| GOAL |
Without the pictures, set down the records below word for word.

(Extracted data entries)
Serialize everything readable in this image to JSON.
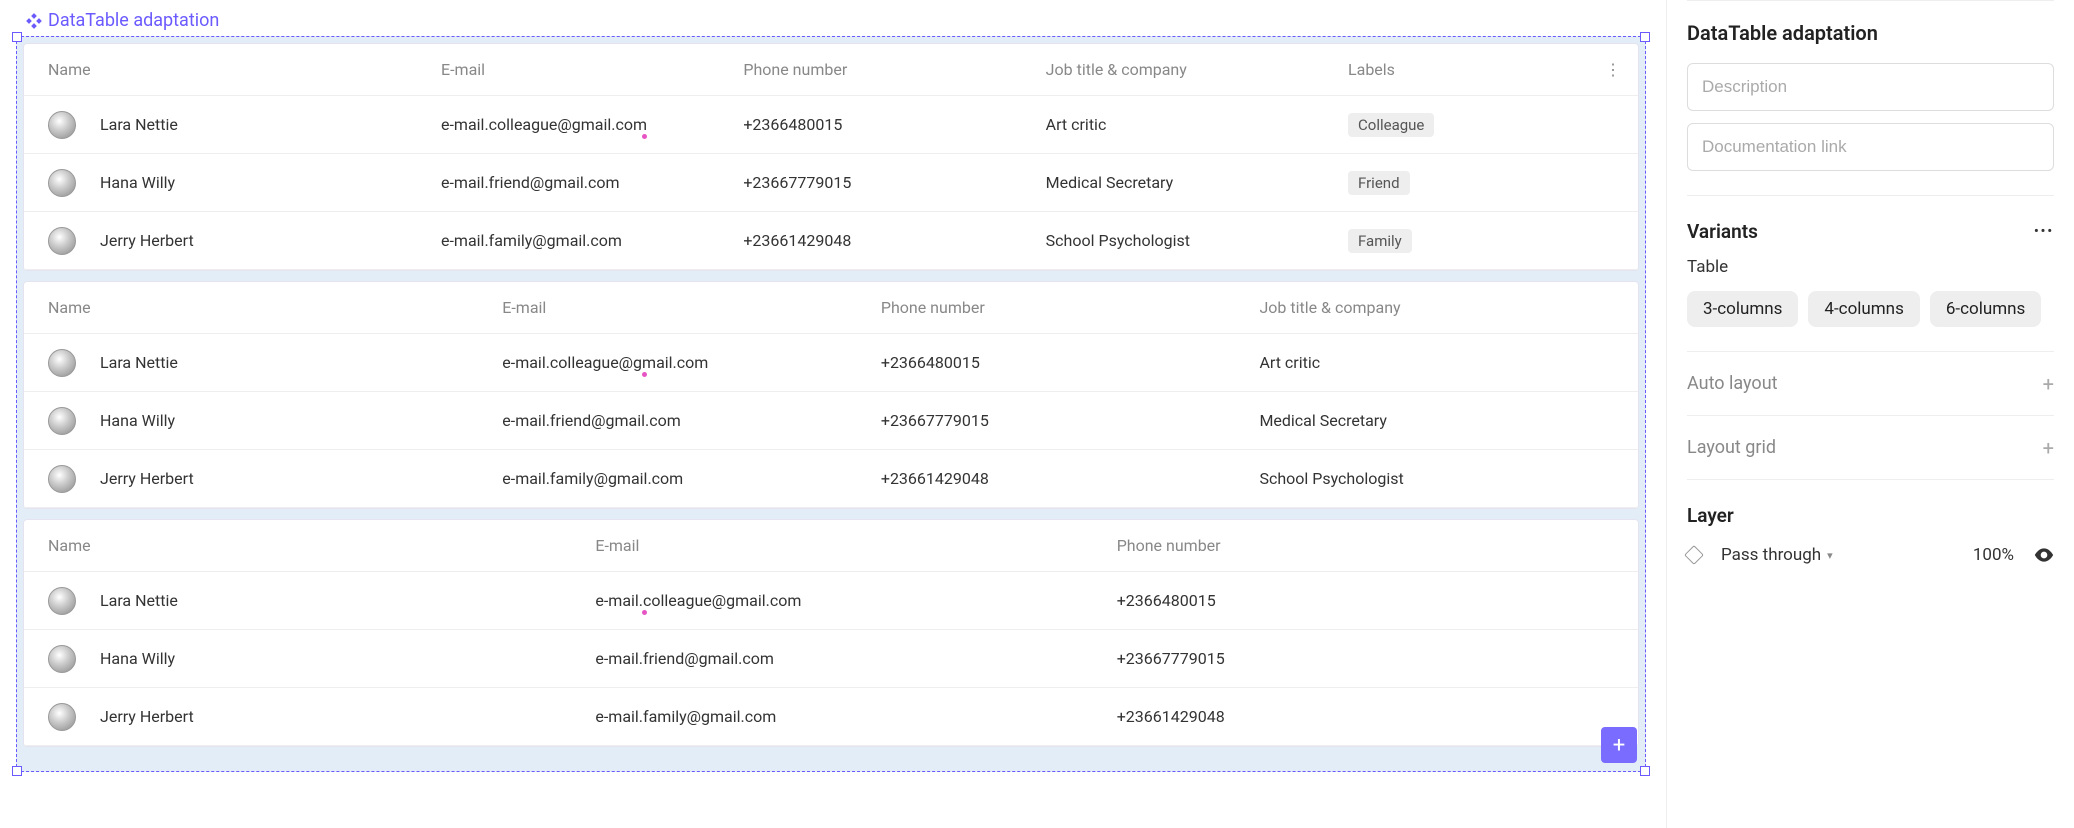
{
  "component": {
    "name": "DataTable adaptation"
  },
  "columns": {
    "name": "Name",
    "email": "E-mail",
    "phone": "Phone number",
    "job": "Job title & company",
    "labels": "Labels"
  },
  "rows": [
    {
      "name": "Lara Nettie",
      "email": "e-mail.colleague@gmail.com",
      "phone": "+2366480015",
      "job": "Art critic",
      "label": "Colleague"
    },
    {
      "name": "Hana Willy",
      "email": "e-mail.friend@gmail.com",
      "phone": "+23667779015",
      "job": "Medical Secretary",
      "label": "Friend"
    },
    {
      "name": "Jerry Herbert",
      "email": "e-mail.family@gmail.com",
      "phone": "+23661429048",
      "job": "School Psychologist",
      "label": "Family"
    }
  ],
  "panel": {
    "title": "DataTable adaptation",
    "description_placeholder": "Description",
    "doc_placeholder": "Documentation link",
    "variants_heading": "Variants",
    "variant_group": "Table",
    "variants": [
      "3-columns",
      "4-columns",
      "6-columns"
    ],
    "auto_layout": "Auto layout",
    "layout_grid": "Layout grid",
    "layer_heading": "Layer",
    "blend_mode": "Pass through",
    "opacity": "100%"
  }
}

| RESPONSE BELOW |
Serialize everything readable in this image to JSON.
{
  "component": {
    "name": "DataTable adaptation"
  },
  "columns": {
    "name": "Name",
    "email": "E-mail",
    "phone": "Phone number",
    "job": "Job title & company",
    "labels": "Labels"
  },
  "rows": [
    {
      "name": "Lara Nettie",
      "email": "e-mail.colleague@gmail.com",
      "phone": "+2366480015",
      "job": "Art critic",
      "label": "Colleague"
    },
    {
      "name": "Hana Willy",
      "email": "e-mail.friend@gmail.com",
      "phone": "+23667779015",
      "job": "Medical Secretary",
      "label": "Friend"
    },
    {
      "name": "Jerry Herbert",
      "email": "e-mail.family@gmail.com",
      "phone": "+23661429048",
      "job": "School Psychologist",
      "label": "Family"
    }
  ],
  "panel": {
    "title": "DataTable adaptation",
    "description_placeholder": "Description",
    "doc_placeholder": "Documentation link",
    "variants_heading": "Variants",
    "variant_group": "Table",
    "variants": [
      "3-columns",
      "4-columns",
      "6-columns"
    ],
    "auto_layout": "Auto layout",
    "layout_grid": "Layout grid",
    "layer_heading": "Layer",
    "blend_mode": "Pass through",
    "opacity": "100%"
  }
}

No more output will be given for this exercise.